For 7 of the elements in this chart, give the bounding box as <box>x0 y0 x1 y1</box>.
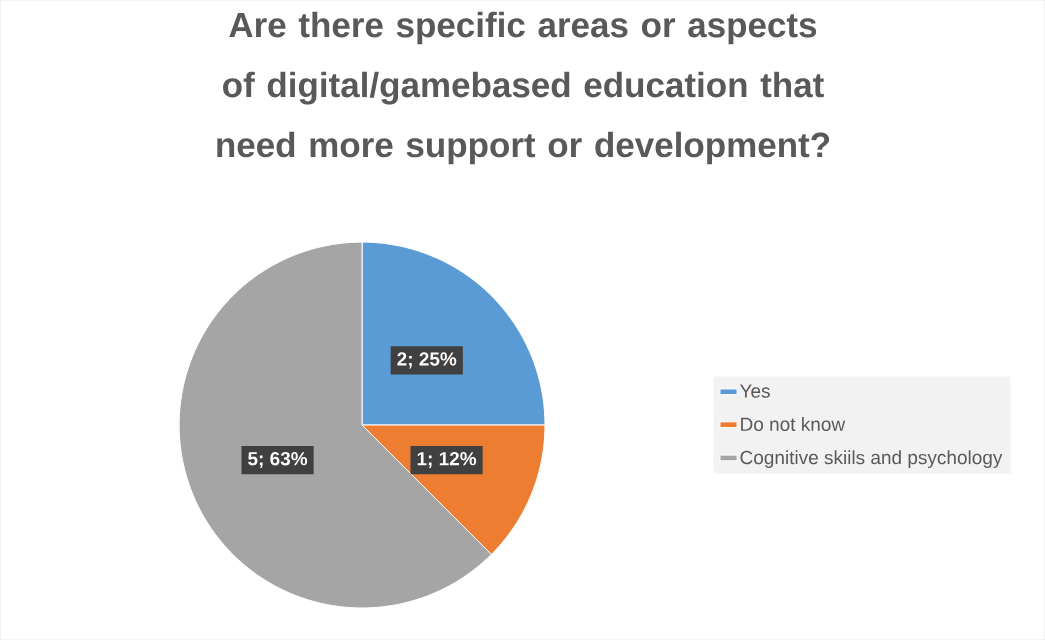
data-label: 5; 63% <box>248 451 308 469</box>
legend-label: Cognitive skiils and psychology <box>740 450 1003 468</box>
legend-label: Do not know <box>741 416 846 431</box>
data-label: 1; 12% <box>417 451 477 469</box>
legend-label: Yes <box>739 384 770 398</box>
chart-title: Are there specific areas or aspects of digital/gamebased education that need more support or development? <box>217 11 830 165</box>
data-label: 2; 25% <box>397 352 457 369</box>
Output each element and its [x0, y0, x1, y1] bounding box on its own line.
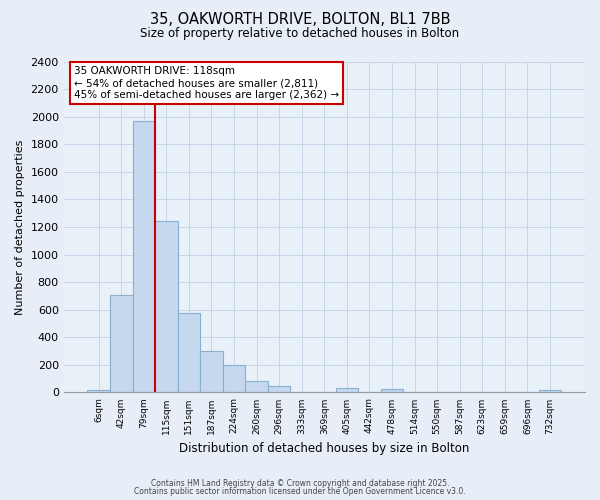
Text: Size of property relative to detached houses in Bolton: Size of property relative to detached ho… — [140, 28, 460, 40]
Bar — [245, 382, 268, 392]
Bar — [133, 121, 155, 392]
Bar — [88, 390, 110, 392]
Bar — [539, 390, 562, 392]
Bar — [268, 386, 290, 392]
Text: 35, OAKWORTH DRIVE, BOLTON, BL1 7BB: 35, OAKWORTH DRIVE, BOLTON, BL1 7BB — [150, 12, 450, 28]
Bar — [178, 313, 200, 392]
Text: Contains HM Land Registry data © Crown copyright and database right 2025.: Contains HM Land Registry data © Crown c… — [151, 478, 449, 488]
X-axis label: Distribution of detached houses by size in Bolton: Distribution of detached houses by size … — [179, 442, 470, 455]
Y-axis label: Number of detached properties: Number of detached properties — [15, 140, 25, 314]
Text: Contains public sector information licensed under the Open Government Licence v3: Contains public sector information licen… — [134, 487, 466, 496]
Bar — [110, 294, 133, 392]
Bar — [335, 388, 358, 392]
Bar — [381, 389, 403, 392]
Bar — [223, 365, 245, 392]
Text: 35 OAKWORTH DRIVE: 118sqm
← 54% of detached houses are smaller (2,811)
45% of se: 35 OAKWORTH DRIVE: 118sqm ← 54% of detac… — [74, 66, 339, 100]
Bar — [200, 351, 223, 393]
Bar — [155, 222, 178, 392]
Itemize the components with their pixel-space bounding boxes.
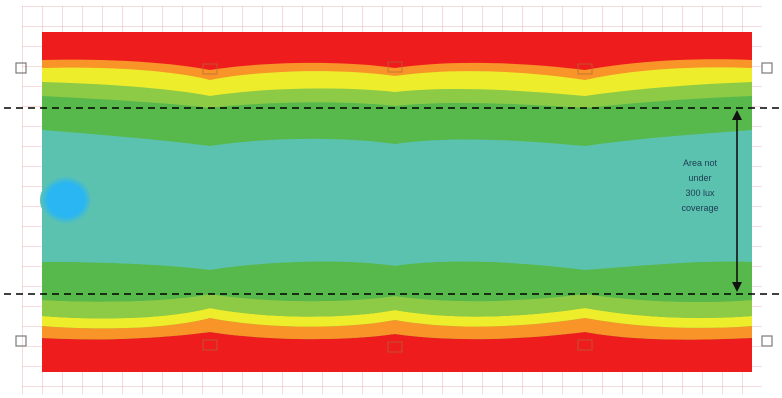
- annotation-line-4: coverage: [681, 203, 719, 213]
- light-green-zone-bottom: [42, 294, 752, 319]
- orange-zone-bottom: [42, 318, 752, 340]
- teal-zone-core: [42, 130, 752, 270]
- square-marker-icon: [15, 335, 27, 347]
- measurement-arrow: [732, 110, 742, 292]
- annotation-line-1: Area not: [682, 158, 718, 168]
- annotation-line-3: 300 lux: [685, 188, 715, 198]
- blue-hotspot: [40, 176, 92, 224]
- luminaire-outlines: [202, 61, 593, 353]
- annotation-line-2: under: [688, 173, 712, 183]
- yellow-zone-bottom: [42, 308, 752, 329]
- square-marker-icon: [761, 62, 773, 74]
- green-zone-lower: [42, 261, 752, 302]
- square-marker-icon: [15, 62, 27, 74]
- coverage-annotation: Area not under 300 lux coverage: [672, 156, 728, 216]
- square-marker-icon: [761, 335, 773, 347]
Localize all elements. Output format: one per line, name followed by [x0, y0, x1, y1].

**What the task asks:** Please transcribe every line of the records above exactly as it appears, leaving the pictures out of your answer.

**Output below:**
For 7 of the elements in this chart, give the bounding box as <box>x0 y0 x1 y1</box>.
data-label: 5; 63% <box>248 451 308 469</box>
legend-label: Cognitive skiils and psychology <box>740 450 1003 468</box>
legend-label: Do not know <box>741 416 846 431</box>
data-label: 1; 12% <box>417 451 477 469</box>
legend-label: Yes <box>739 384 770 398</box>
chart-title: Are there specific areas or aspects of digital/gamebased education that need more support or development? <box>217 11 830 165</box>
data-label: 2; 25% <box>397 352 457 369</box>
Output each element and its [x0, y0, x1, y1] bounding box on its own line.
Text: Size of property relative to detached houses in Bolton: Size of property relative to detached ho… — [140, 28, 460, 40]
Bar — [245, 382, 268, 392]
Bar — [133, 121, 155, 392]
Bar — [88, 390, 110, 392]
Bar — [539, 390, 562, 392]
Bar — [268, 386, 290, 392]
Text: 35, OAKWORTH DRIVE, BOLTON, BL1 7BB: 35, OAKWORTH DRIVE, BOLTON, BL1 7BB — [150, 12, 450, 28]
Bar — [178, 313, 200, 392]
Text: Contains HM Land Registry data © Crown copyright and database right 2025.: Contains HM Land Registry data © Crown c… — [151, 478, 449, 488]
X-axis label: Distribution of detached houses by size in Bolton: Distribution of detached houses by size … — [179, 442, 470, 455]
Y-axis label: Number of detached properties: Number of detached properties — [15, 140, 25, 314]
Text: Contains public sector information licensed under the Open Government Licence v3: Contains public sector information licen… — [134, 487, 466, 496]
Bar — [110, 294, 133, 392]
Bar — [335, 388, 358, 392]
Bar — [381, 389, 403, 392]
Bar — [223, 365, 245, 392]
Text: 35 OAKWORTH DRIVE: 118sqm
← 54% of detached houses are smaller (2,811)
45% of se: 35 OAKWORTH DRIVE: 118sqm ← 54% of detac… — [74, 66, 339, 100]
Bar — [200, 351, 223, 393]
Bar — [155, 222, 178, 392]
Itemize the components with their pixel-space bounding boxes.
- annotation-line-4: coverage: [681, 203, 719, 213]
- light-green-zone-bottom: [42, 294, 752, 319]
- orange-zone-bottom: [42, 318, 752, 340]
- teal-zone-core: [42, 130, 752, 270]
- square-marker-icon: [15, 335, 27, 347]
- measurement-arrow: [732, 110, 742, 292]
- annotation-line-1: Area not: [682, 158, 718, 168]
- annotation-line-3: 300 lux: [685, 188, 715, 198]
- blue-hotspot: [40, 176, 92, 224]
- luminaire-outlines: [202, 61, 593, 353]
- annotation-line-2: under: [688, 173, 712, 183]
- yellow-zone-bottom: [42, 308, 752, 329]
- square-marker-icon: [761, 62, 773, 74]
- green-zone-lower: [42, 261, 752, 302]
- square-marker-icon: [15, 62, 27, 74]
- coverage-annotation: Area not under 300 lux coverage: [672, 156, 728, 216]
- square-marker-icon: [761, 335, 773, 347]
Localize all elements. Output format: one per line, name followed by [x0, y0, x1, y1].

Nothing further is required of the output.